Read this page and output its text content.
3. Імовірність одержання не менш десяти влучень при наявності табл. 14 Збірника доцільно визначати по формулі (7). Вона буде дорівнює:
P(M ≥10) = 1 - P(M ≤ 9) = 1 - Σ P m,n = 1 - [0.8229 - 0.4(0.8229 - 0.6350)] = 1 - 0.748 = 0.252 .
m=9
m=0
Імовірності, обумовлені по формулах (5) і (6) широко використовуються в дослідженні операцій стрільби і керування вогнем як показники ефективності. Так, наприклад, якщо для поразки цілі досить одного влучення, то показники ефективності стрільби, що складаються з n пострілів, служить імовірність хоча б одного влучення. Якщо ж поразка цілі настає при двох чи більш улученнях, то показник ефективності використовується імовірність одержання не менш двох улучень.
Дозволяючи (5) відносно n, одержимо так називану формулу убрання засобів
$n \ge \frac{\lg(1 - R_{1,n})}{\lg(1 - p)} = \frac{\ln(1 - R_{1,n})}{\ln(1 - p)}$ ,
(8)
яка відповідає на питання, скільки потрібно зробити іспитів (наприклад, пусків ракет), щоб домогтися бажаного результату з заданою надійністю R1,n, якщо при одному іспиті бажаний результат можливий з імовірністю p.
= = = =
Work to do =
Reproduce the data in its entirety, matching each character.

Written answer =
Read this page and output its text content.
3. Імовірність одержання не менш десяти влучень при наявності табл. 14 Збірника доцільно визначати по формулі (7). Вона буде дорівнює:
P(M ≥10) = 1 - P(M ≤ 9) = 1 - Σ P m,n = 1 - [0.8229 - 0.4(0.8229 - 0.6350)] = 1 - 0.748 = 0.252 .
m=9
m=0
Імовірності, обумовлені по формулах (5) і (6) широко використовуються в дослідженні операцій стрільби і керування вогнем як показники ефективності. Так, наприклад, якщо для поразки цілі досить одного влучення, то показники ефективності стрільби, що складаються з n пострілів, служить імовірність хоча б одного влучення. Якщо ж поразка цілі настає при двох чи більш улученнях, то показник ефективності використовується імовірність одержання не менш двох улучень.
Дозволяючи (5) відносно n, одержимо так називану формулу убрання засобів
$n \ge \frac{\lg(1 - R_{1,n})}{\lg(1 - p)} = \frac{\ln(1 - R_{1,n})}{\ln(1 - p)}$ ,
(8)
яка відповідає на питання, скільки потрібно зробити іспитів (наприклад, пусків ракет), щоб домогтися бажаного результату з заданою надійністю R1,n, якщо при одному іспиті бажаний результат можливий з імовірністю p.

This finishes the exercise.